» **TASK STATEMENT**: Repeat each record exactly as written, and drop any images.

» **MATERIAL TO PROCESS**:

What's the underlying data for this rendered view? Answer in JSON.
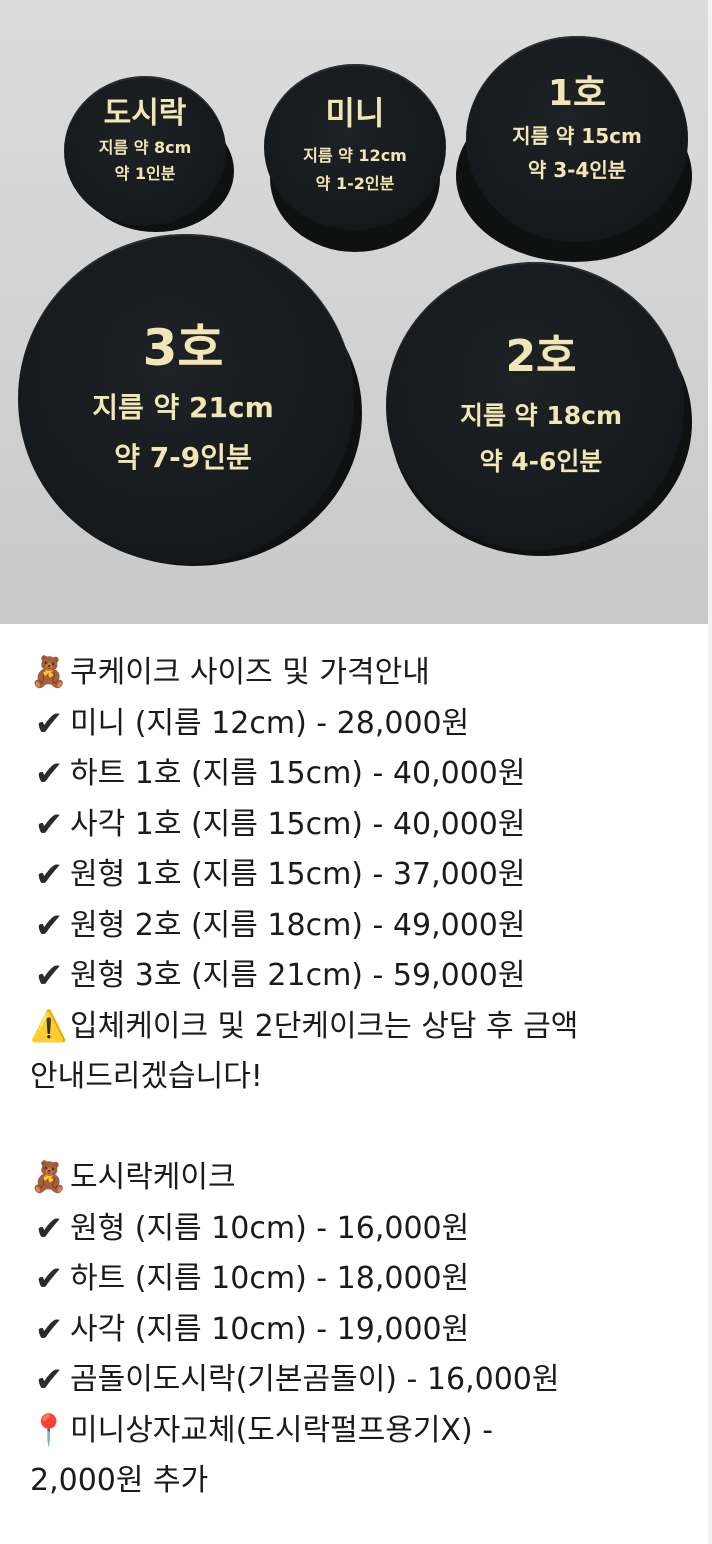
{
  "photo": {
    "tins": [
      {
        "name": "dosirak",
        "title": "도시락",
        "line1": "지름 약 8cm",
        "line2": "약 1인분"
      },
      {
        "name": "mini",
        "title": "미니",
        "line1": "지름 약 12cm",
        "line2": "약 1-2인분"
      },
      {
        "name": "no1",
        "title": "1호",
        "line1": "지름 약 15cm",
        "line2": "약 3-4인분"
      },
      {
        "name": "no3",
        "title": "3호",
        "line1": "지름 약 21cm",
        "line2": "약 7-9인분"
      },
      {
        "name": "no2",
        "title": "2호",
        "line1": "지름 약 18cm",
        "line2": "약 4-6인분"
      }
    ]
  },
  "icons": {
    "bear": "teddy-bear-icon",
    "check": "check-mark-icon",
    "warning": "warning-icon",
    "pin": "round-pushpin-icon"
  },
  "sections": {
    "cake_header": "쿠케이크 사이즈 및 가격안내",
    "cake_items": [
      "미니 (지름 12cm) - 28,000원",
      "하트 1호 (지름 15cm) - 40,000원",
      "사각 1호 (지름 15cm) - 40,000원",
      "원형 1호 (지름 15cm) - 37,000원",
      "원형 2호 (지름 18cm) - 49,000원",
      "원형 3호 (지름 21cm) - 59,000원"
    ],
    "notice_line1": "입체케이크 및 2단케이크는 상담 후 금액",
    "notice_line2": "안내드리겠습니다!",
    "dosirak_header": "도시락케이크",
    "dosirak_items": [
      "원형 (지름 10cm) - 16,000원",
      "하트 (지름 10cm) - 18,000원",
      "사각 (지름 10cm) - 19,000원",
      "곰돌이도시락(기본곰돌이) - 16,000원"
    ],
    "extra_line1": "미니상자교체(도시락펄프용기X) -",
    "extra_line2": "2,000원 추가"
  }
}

» **TASK ANSWER**:
What's the underlying data for this rendered view? Answer in JSON.
{
  "photo": {
    "tins": [
      {
        "name": "dosirak",
        "title": "도시락",
        "line1": "지름 약 8cm",
        "line2": "약 1인분"
      },
      {
        "name": "mini",
        "title": "미니",
        "line1": "지름 약 12cm",
        "line2": "약 1-2인분"
      },
      {
        "name": "no1",
        "title": "1호",
        "line1": "지름 약 15cm",
        "line2": "약 3-4인분"
      },
      {
        "name": "no3",
        "title": "3호",
        "line1": "지름 약 21cm",
        "line2": "약 7-9인분"
      },
      {
        "name": "no2",
        "title": "2호",
        "line1": "지름 약 18cm",
        "line2": "약 4-6인분"
      }
    ]
  },
  "icons": {
    "bear": "teddy-bear-icon",
    "check": "check-mark-icon",
    "warning": "warning-icon",
    "pin": "round-pushpin-icon"
  },
  "sections": {
    "cake_header": "쿠케이크 사이즈 및 가격안내",
    "cake_items": [
      "미니 (지름 12cm) - 28,000원",
      "하트 1호 (지름 15cm) - 40,000원",
      "사각 1호 (지름 15cm) - 40,000원",
      "원형 1호 (지름 15cm) - 37,000원",
      "원형 2호 (지름 18cm) - 49,000원",
      "원형 3호 (지름 21cm) - 59,000원"
    ],
    "notice_line1": "입체케이크 및 2단케이크는 상담 후 금액",
    "notice_line2": "안내드리겠습니다!",
    "dosirak_header": "도시락케이크",
    "dosirak_items": [
      "원형 (지름 10cm) - 16,000원",
      "하트 (지름 10cm) - 18,000원",
      "사각 (지름 10cm) - 19,000원",
      "곰돌이도시락(기본곰돌이) - 16,000원"
    ],
    "extra_line1": "미니상자교체(도시락펄프용기X) -",
    "extra_line2": "2,000원 추가"
  }
}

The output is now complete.